*Tujuan Tugas:*
Lanjutkan teks halaman tentang ayat 91 Surah Al-Mu'minun, dimulai setelah kalimat terakhirnya.

*Teks Halaman:*

····················

Al-Mu'minun (Orang-Orang Mukmin) Ayat 91

Bacaan

TopikKetiadaan Sekutu Bagi Allah (Ayat 91-92)

مَا اتَّخَذَ اللَّهُ مِنْ وَلَدٍ وَمَا كَانَ مَعَهُ مِنْ إِلَٰهٍ ۚ إِذًا لَذَهَبَ كُلُّ إِلَٰهٍ بِمَا خَلَقَ وَلَعَلَا بَعْضُهُمْ عَلَىٰ بَعْضٍ ۚ سُبْحَانَ اللَّهِ عَمَّا يَصِفُونَ

(23:91) Allah tidak mempunyai anak, tidak ada tuhan (yang lain) bersama-Nya, (sekiranya tuhan banyak), maka masing-masing tuhan itu akan membawa apa (makhluk) yang diciptakannya, dan sebagian dari tuhan-tuhan itu akan mengalahkan sebagian yang lain. Mahasuci Allah dari apa yang mereka sifatkan itu,

Kritik

Ayat 69 dan 89, 91 (Error Gramatikal): Pada ayat 69, kata ganti bihi sama sekali tidak memiliki rujukan yang jelas, dan kata samiran secara gramatikal menyalahi aturan dhu l-hal. Teks aslinya diduga kuat rusak, dan seharusnya berbunyi biha dan summuran Di ayat 89 dan 91, pengulangan kata li-llahi adalah kesalahan salin mekanis dari ayat 87, dan seharusnya berbunyi Allahu

Cacat Logika

Negative Hypothetical as Proof – 'Allah tidak mempunyai anak; sekiranya tuhan banyak, masing-masing pasti ingin menguasai apa yang diciptakannya' adalah argumen hipotetis tentang konsekuensi politeis. Argumen ini tidak membuktikan monoteisme; hanya menunjukkan konflik potensial dalam politeisme — dan banyak tradisi politeistik memiliki hierarki dewa yang terstruktur.

····················

*Data Analisis:*

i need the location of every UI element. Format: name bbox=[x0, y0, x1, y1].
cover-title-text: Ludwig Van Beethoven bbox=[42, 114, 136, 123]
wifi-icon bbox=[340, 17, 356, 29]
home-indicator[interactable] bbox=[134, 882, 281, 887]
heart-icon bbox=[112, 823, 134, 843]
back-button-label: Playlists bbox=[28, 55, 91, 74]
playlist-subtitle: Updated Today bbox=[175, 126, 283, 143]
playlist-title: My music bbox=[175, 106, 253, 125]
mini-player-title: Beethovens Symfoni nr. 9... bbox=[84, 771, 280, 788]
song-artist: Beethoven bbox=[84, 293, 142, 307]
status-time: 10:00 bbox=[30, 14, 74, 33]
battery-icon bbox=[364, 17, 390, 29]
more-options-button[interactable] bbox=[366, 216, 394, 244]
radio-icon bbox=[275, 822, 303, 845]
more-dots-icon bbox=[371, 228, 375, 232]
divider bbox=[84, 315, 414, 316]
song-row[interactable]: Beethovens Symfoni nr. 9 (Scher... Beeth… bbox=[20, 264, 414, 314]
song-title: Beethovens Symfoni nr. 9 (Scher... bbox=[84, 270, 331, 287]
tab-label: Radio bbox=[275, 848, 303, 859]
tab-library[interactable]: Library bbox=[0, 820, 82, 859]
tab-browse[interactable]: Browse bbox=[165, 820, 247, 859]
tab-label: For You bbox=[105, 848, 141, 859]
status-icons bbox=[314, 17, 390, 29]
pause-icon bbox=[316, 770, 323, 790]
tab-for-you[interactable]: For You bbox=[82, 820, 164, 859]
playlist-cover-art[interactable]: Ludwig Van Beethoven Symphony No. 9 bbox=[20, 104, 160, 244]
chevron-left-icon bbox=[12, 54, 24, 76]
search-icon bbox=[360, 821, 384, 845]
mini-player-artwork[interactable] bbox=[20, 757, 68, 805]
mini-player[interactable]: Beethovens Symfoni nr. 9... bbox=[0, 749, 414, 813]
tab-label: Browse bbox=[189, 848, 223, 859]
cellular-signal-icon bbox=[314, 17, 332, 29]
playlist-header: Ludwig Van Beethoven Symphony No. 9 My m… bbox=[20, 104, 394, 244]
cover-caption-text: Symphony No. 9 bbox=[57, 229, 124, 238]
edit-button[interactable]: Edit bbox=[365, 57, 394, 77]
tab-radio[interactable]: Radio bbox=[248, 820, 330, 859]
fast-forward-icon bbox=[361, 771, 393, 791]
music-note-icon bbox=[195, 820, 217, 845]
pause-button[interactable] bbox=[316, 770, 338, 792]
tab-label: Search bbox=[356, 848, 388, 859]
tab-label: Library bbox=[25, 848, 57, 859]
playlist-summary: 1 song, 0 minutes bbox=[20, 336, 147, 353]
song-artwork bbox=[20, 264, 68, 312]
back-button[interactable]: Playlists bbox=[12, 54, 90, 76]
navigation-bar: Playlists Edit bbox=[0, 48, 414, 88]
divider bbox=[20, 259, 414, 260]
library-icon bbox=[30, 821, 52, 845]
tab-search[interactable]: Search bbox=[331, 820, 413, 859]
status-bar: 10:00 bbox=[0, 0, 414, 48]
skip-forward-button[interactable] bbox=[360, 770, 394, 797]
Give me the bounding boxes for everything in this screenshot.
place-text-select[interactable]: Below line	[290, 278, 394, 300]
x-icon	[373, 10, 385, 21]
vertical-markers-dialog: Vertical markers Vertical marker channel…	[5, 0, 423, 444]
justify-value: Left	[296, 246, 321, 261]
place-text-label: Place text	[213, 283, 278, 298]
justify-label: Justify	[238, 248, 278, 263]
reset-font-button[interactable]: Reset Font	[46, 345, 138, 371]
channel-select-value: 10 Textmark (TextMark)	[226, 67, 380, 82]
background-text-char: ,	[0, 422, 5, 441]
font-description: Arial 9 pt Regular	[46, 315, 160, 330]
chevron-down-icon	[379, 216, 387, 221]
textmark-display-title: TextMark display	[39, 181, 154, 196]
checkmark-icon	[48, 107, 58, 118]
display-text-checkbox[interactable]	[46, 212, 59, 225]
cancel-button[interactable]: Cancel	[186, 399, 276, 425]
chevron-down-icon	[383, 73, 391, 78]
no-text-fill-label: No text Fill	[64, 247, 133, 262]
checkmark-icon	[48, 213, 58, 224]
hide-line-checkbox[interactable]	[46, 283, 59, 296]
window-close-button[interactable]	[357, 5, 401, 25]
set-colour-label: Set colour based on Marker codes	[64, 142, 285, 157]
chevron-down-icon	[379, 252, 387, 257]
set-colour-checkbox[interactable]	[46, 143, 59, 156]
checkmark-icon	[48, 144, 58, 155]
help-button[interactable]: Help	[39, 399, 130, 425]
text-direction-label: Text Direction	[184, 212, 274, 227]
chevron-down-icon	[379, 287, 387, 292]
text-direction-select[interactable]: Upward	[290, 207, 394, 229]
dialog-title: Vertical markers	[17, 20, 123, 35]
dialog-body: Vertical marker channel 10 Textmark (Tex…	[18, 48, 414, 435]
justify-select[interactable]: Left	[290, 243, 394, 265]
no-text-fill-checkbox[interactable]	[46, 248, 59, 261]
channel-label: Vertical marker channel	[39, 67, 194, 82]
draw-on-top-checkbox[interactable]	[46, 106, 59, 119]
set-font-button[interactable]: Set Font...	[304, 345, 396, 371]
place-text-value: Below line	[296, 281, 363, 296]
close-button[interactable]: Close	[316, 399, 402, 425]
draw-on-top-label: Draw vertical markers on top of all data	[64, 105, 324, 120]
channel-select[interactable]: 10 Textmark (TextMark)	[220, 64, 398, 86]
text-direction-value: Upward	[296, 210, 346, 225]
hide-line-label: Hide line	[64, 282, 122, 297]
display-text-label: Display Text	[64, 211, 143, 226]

····················

*Jawaban Tugas:*
Sains

Klaim 'seandainya ada dua tuhan, masing-masing akan membawa ciptaannya sendiri dan akan berusaha mengalahkan yang lain' (argumen tathlith) — ini adalah argumen teleologis yang tidak dapat diverifikasi secara empiris; premis tentang 'dua dewa yang berkonflik' menggunakan logika manusiawi yang diproyeksikan pada entitas metafisik.